What is needed:
Among the following entries, count the lines that contain "content" and report only the result.

Records contained in a dataset:
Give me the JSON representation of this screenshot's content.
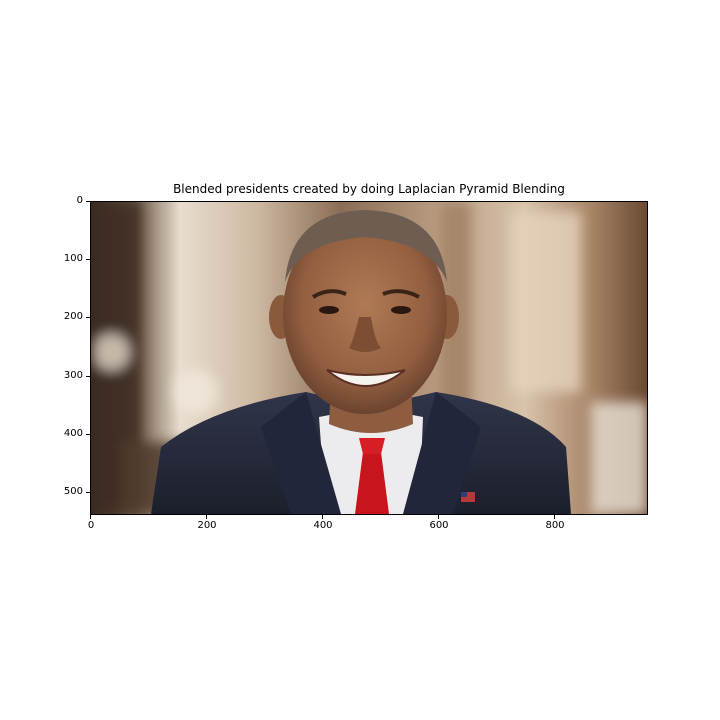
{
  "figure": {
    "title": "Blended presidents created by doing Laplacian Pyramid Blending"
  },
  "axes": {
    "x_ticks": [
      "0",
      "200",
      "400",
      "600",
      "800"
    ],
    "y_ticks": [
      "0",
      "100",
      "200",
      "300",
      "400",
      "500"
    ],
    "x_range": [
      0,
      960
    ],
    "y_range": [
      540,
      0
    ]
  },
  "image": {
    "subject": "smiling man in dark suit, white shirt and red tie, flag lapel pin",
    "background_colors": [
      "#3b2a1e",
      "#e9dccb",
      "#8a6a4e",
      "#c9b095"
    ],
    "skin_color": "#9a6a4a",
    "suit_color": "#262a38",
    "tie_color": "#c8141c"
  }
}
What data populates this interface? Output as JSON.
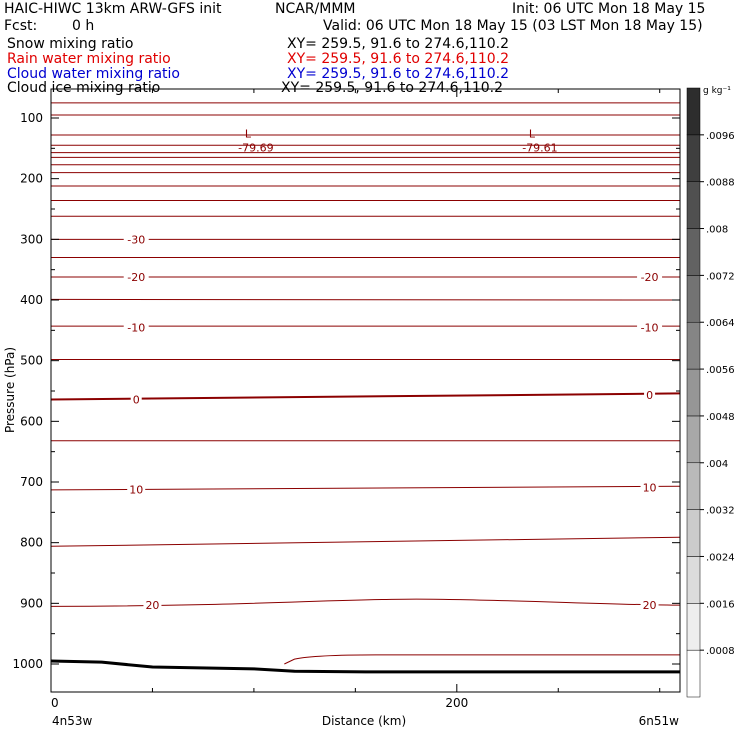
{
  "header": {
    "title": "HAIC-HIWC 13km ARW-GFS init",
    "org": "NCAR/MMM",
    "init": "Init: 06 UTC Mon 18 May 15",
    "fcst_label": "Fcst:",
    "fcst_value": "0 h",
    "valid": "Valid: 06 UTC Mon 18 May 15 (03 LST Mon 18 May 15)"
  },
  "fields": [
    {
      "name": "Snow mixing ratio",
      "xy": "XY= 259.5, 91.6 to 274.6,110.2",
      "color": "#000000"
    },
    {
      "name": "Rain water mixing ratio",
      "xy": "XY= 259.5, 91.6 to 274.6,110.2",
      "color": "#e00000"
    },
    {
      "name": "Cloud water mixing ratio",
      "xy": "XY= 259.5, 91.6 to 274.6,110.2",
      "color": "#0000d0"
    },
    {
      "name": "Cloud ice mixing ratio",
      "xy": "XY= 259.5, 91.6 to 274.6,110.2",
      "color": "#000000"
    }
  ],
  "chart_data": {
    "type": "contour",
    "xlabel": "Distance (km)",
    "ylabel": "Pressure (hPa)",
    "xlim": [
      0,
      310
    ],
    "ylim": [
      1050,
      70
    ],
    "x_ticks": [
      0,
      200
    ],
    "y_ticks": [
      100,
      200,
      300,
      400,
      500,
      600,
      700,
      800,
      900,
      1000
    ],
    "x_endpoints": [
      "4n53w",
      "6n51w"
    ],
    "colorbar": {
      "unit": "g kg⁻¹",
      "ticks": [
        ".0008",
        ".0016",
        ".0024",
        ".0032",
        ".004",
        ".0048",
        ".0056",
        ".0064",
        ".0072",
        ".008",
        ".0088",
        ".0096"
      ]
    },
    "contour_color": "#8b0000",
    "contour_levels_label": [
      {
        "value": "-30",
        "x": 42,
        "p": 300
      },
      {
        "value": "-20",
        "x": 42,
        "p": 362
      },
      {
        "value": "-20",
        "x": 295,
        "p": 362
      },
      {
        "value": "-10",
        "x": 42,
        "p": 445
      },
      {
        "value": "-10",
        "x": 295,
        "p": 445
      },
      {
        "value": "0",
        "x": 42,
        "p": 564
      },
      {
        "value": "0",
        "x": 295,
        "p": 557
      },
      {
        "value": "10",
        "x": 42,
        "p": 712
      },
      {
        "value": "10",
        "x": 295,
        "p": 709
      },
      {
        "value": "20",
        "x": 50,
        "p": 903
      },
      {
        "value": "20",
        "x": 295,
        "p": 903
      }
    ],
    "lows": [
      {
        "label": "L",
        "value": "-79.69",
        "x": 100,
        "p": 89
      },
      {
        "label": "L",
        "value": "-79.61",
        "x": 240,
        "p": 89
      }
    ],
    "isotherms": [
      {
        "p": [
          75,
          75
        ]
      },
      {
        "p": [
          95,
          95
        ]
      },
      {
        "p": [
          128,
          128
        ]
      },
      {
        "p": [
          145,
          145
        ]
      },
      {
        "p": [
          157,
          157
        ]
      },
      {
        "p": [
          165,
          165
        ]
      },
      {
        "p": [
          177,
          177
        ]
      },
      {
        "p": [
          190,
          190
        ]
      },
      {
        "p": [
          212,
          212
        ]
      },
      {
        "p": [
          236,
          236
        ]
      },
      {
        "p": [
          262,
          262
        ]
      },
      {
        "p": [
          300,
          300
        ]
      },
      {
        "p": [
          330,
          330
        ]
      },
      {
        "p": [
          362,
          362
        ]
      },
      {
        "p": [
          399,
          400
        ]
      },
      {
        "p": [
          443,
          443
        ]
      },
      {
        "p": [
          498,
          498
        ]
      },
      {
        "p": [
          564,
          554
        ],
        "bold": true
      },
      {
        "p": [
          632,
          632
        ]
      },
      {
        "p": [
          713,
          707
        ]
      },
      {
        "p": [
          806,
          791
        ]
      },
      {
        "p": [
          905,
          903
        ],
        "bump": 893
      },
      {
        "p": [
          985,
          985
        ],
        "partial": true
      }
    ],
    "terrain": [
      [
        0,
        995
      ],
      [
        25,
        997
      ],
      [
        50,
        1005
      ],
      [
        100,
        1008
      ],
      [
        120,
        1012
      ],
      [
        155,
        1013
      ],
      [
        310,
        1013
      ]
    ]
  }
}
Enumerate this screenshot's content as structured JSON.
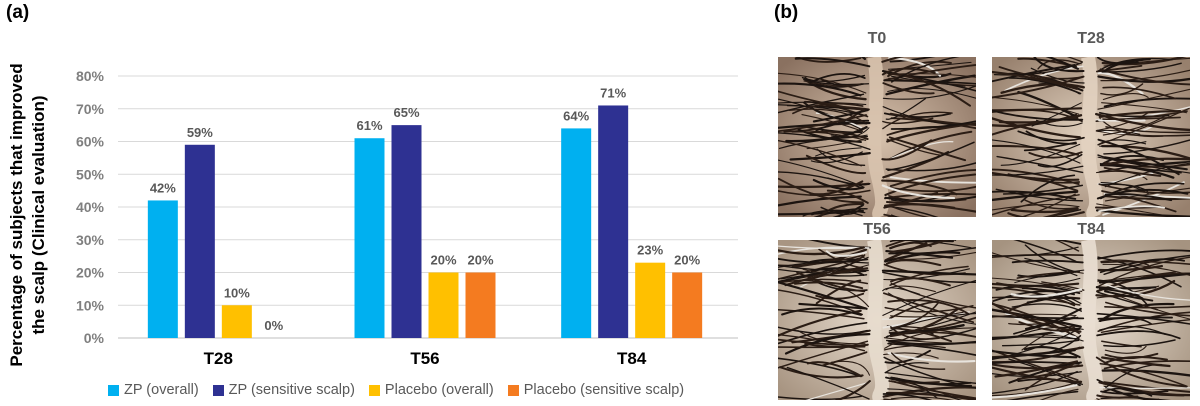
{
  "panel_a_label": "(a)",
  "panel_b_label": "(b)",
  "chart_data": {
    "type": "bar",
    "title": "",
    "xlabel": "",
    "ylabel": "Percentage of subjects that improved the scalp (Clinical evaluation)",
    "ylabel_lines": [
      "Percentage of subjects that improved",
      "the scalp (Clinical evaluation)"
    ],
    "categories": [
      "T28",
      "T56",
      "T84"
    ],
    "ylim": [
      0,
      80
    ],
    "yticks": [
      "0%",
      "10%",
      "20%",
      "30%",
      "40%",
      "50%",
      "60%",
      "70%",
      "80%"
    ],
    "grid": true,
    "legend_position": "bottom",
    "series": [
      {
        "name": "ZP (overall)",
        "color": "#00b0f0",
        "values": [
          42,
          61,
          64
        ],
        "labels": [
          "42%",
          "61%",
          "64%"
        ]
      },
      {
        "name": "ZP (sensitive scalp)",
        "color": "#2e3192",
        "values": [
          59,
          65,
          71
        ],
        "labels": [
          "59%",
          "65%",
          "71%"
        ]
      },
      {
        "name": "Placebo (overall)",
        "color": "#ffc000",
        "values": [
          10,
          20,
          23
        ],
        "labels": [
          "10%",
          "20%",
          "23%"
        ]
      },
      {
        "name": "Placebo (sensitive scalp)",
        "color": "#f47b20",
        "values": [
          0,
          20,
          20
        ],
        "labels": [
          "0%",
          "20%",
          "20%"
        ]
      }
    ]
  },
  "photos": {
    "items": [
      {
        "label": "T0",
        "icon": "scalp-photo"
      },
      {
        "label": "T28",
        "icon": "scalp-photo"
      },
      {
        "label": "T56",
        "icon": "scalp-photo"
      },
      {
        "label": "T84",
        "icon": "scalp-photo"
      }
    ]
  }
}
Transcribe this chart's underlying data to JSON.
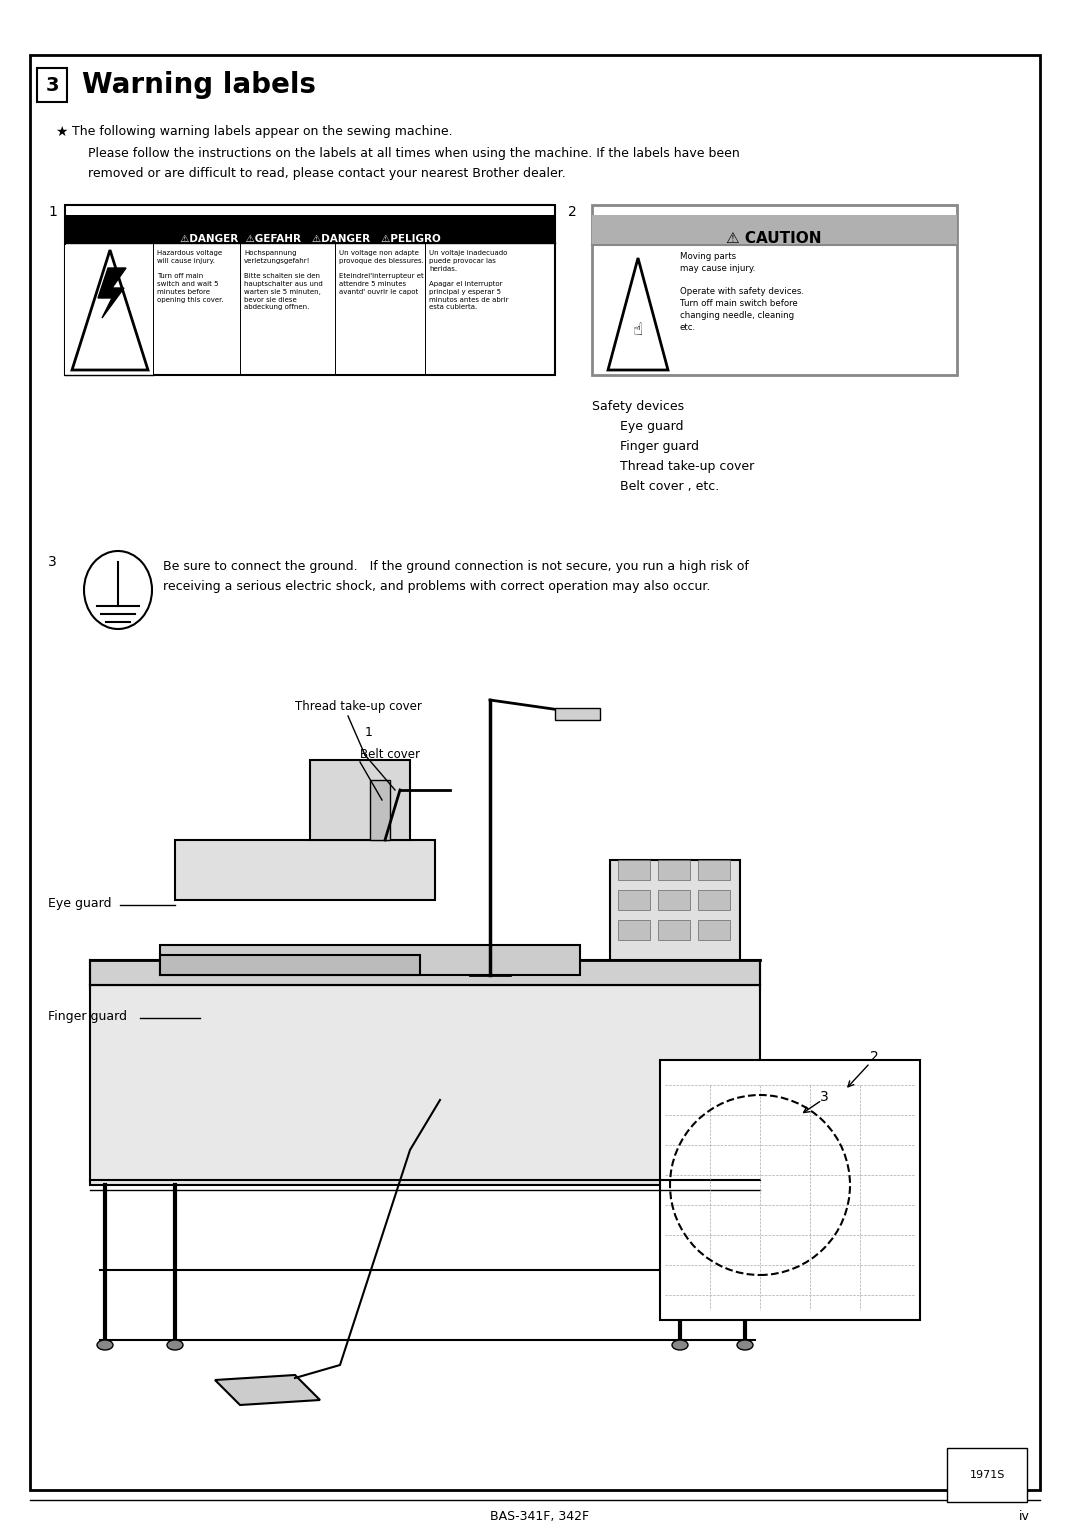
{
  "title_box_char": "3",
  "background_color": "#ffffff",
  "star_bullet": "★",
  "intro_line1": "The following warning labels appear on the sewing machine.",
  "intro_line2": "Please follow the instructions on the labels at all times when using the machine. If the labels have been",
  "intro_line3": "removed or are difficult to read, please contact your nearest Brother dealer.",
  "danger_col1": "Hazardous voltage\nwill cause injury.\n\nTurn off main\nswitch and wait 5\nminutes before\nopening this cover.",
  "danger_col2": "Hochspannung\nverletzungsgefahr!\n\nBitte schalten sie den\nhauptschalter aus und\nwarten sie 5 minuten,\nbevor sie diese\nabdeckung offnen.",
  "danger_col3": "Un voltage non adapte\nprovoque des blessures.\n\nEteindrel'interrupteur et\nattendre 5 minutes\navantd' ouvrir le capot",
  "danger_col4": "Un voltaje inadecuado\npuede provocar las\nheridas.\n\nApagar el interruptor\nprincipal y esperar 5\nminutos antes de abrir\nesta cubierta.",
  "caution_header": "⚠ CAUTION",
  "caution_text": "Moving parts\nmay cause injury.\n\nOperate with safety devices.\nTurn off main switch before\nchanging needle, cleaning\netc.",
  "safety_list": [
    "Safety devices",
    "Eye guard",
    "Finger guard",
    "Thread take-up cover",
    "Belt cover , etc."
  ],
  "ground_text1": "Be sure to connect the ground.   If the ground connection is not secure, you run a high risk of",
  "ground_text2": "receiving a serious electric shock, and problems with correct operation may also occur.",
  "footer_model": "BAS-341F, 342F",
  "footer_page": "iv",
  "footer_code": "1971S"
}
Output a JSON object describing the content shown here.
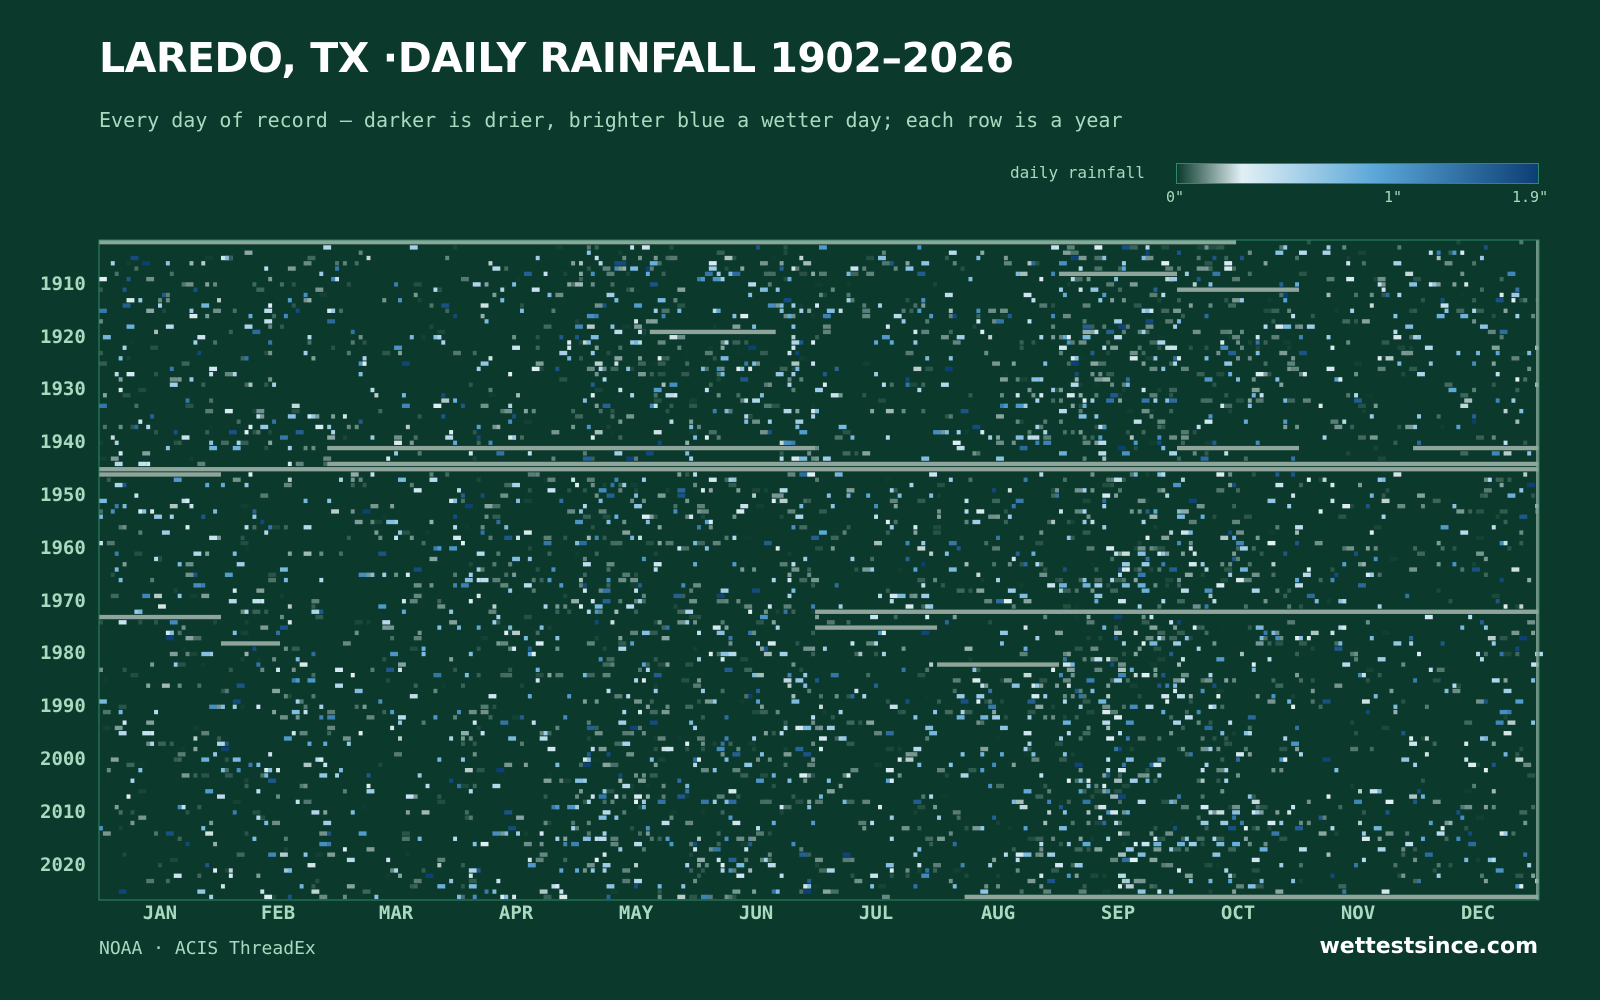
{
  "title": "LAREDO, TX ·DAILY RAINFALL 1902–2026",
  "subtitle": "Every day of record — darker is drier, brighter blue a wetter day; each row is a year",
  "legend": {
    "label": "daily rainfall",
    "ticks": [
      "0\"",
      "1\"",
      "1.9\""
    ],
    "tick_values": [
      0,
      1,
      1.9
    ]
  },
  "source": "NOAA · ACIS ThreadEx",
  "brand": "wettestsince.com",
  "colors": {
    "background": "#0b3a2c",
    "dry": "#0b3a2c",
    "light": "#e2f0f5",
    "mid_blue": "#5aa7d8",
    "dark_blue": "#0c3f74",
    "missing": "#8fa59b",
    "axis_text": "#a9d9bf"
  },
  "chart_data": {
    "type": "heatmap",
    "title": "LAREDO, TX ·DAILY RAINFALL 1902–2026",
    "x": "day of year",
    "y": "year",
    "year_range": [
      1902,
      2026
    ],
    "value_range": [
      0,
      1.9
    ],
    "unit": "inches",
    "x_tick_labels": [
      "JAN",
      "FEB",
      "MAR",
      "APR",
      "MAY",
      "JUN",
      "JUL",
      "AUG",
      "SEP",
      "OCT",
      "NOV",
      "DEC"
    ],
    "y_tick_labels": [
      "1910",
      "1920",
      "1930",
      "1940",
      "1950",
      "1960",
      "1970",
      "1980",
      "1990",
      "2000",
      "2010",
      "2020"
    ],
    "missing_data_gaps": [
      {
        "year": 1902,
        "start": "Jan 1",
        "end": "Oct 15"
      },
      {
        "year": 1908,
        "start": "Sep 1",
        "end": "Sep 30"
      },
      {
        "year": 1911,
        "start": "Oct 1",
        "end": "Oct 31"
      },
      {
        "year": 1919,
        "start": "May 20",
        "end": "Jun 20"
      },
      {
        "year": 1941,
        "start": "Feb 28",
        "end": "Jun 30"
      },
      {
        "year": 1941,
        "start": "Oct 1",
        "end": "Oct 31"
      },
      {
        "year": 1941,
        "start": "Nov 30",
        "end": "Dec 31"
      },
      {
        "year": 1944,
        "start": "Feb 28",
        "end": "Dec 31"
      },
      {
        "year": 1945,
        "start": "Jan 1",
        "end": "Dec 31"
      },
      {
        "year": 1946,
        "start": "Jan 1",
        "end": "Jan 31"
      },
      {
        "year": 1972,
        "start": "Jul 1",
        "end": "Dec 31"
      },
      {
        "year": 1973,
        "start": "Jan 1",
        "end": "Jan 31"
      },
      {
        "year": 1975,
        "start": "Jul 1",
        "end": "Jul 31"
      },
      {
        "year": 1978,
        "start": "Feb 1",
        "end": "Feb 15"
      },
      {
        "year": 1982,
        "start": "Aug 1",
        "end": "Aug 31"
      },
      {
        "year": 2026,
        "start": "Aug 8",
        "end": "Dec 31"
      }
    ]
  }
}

Result of this task:
3